[PROBLEM REQUIREMENTS] Across the listing below, how many lines hold "name"? Reply with the number by itself.

[DATASET RECORDS]
────────

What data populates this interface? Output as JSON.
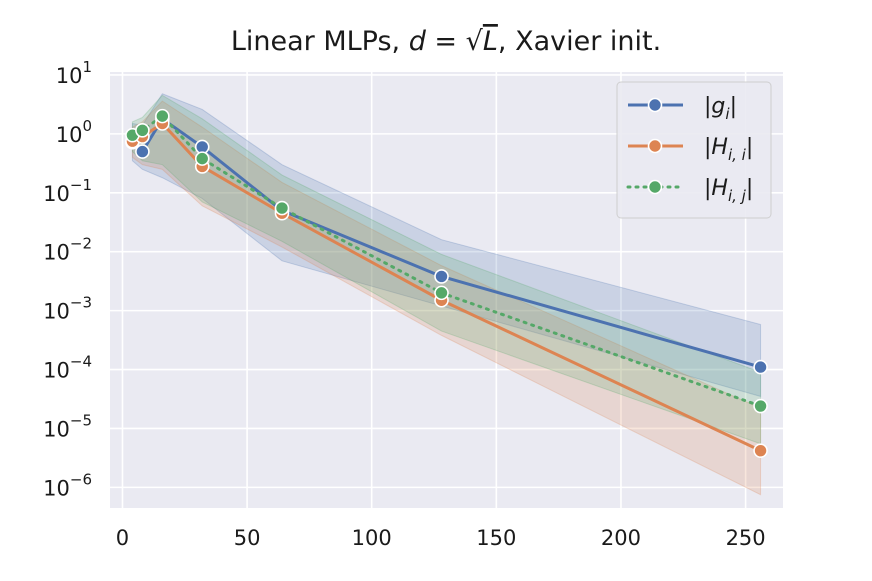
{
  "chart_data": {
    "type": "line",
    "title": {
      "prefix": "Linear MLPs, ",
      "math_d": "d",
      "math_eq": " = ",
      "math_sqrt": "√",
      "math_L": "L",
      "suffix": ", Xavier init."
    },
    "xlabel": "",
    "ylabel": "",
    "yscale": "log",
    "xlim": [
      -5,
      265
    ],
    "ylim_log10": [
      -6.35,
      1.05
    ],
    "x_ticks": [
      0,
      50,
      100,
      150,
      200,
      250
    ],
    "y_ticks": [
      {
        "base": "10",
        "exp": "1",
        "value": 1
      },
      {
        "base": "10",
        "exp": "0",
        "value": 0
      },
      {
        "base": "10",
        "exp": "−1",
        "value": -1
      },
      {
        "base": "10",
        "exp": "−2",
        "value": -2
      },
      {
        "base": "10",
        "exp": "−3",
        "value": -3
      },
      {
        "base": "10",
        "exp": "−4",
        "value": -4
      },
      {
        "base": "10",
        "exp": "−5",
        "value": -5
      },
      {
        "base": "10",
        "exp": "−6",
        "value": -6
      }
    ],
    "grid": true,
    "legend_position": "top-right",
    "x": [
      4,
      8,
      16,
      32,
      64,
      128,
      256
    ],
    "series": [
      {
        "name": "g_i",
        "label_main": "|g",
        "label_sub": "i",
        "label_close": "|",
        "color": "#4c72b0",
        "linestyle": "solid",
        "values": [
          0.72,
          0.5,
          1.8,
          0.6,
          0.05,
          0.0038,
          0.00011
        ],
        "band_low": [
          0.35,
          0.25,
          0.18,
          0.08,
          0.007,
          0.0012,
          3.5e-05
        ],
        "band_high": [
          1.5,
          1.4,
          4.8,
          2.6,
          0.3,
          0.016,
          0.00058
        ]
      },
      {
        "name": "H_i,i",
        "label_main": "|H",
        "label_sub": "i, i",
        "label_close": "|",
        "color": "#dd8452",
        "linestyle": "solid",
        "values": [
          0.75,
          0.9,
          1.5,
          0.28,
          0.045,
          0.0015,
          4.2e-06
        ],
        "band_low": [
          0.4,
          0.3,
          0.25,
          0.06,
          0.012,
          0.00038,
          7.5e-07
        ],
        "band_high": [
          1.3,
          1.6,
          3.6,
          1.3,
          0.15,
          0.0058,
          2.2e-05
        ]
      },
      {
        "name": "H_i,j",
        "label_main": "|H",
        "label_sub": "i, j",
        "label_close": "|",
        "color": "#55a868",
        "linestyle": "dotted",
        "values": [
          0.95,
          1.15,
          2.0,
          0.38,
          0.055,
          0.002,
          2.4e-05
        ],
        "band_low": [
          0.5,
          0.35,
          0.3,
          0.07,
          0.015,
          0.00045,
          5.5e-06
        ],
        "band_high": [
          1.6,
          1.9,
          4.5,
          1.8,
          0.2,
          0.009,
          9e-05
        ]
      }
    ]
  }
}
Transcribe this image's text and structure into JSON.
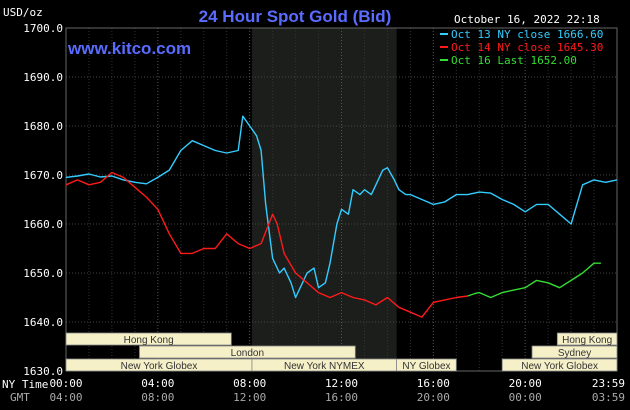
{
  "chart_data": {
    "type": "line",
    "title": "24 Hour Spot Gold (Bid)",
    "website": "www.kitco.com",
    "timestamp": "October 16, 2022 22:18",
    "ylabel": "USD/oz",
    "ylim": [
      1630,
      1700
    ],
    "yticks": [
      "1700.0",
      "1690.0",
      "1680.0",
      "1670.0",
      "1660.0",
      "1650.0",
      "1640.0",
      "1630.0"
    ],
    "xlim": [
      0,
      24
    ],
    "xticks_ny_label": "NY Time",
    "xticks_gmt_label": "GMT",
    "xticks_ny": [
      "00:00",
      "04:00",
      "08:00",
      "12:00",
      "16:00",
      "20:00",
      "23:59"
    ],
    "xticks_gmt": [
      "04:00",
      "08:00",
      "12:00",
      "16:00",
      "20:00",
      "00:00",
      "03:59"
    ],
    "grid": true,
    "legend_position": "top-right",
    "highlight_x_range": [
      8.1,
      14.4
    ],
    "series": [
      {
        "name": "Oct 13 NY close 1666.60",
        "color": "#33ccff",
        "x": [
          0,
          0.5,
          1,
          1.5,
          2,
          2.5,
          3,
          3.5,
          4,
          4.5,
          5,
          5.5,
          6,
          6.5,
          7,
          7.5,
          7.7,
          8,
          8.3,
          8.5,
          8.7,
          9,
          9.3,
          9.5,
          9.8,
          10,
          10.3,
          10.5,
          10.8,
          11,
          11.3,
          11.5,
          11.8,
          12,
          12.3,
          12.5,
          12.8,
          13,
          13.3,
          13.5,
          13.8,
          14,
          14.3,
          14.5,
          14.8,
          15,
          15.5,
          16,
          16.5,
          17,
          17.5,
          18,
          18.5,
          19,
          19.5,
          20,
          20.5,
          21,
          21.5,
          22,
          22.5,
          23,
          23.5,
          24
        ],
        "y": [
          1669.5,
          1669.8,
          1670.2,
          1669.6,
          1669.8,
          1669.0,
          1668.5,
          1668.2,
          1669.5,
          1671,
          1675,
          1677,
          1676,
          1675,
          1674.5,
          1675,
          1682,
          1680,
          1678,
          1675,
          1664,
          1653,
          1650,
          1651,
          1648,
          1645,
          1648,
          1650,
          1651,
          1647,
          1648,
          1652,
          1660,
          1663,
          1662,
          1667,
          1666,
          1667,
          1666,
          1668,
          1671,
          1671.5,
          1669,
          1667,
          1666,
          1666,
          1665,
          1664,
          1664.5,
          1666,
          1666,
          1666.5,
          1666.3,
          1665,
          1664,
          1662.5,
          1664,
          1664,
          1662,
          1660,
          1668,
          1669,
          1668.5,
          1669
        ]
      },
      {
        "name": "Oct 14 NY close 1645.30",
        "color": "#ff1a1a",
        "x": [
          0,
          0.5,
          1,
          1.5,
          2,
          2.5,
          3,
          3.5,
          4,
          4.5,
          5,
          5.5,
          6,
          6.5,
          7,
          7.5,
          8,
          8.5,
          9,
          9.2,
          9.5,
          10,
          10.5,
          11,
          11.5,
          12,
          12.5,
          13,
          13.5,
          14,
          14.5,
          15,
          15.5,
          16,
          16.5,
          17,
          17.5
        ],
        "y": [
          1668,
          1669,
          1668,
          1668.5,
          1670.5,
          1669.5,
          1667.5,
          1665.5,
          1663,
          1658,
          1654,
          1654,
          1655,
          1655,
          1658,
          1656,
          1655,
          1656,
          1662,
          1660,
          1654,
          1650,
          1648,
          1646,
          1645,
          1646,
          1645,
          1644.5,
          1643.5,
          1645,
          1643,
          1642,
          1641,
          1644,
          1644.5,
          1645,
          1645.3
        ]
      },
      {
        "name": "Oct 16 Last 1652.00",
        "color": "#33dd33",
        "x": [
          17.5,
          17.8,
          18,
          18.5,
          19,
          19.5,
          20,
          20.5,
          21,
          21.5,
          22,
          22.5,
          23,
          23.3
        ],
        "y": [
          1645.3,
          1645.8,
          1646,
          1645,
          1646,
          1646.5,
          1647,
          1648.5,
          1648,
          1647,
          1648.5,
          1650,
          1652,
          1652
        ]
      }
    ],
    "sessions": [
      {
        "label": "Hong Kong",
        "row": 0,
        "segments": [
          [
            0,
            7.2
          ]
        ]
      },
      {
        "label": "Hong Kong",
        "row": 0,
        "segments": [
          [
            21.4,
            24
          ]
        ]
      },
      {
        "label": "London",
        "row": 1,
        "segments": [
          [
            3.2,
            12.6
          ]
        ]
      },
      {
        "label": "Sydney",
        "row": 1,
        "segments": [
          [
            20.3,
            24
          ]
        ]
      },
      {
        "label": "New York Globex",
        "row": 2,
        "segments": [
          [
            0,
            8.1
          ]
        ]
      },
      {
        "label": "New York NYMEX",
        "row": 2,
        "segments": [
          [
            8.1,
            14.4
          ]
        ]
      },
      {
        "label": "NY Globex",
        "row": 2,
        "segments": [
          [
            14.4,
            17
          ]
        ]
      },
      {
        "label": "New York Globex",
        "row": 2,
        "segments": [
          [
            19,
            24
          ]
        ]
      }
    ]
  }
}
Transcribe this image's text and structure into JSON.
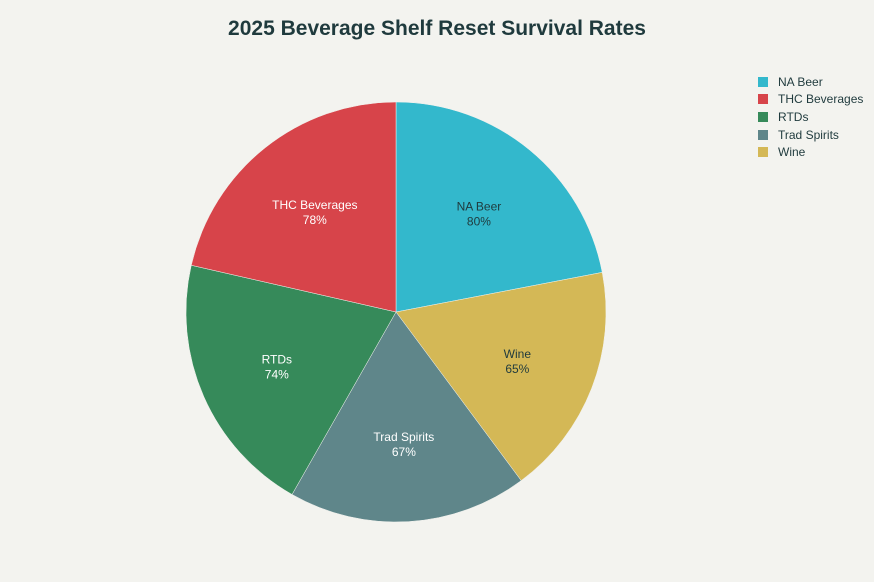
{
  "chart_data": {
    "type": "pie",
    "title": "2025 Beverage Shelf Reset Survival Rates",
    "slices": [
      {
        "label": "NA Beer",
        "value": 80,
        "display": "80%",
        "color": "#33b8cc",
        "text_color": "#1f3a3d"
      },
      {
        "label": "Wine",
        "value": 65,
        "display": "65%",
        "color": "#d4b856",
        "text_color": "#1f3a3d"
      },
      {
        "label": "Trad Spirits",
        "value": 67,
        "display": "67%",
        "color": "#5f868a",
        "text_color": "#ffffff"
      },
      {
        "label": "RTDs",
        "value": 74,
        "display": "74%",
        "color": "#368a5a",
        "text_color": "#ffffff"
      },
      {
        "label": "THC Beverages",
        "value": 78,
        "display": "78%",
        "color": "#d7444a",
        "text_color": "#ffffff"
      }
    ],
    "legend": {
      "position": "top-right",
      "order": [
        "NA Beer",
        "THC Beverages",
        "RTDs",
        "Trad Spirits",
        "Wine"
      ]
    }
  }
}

────────

[RESULT BELOW] 6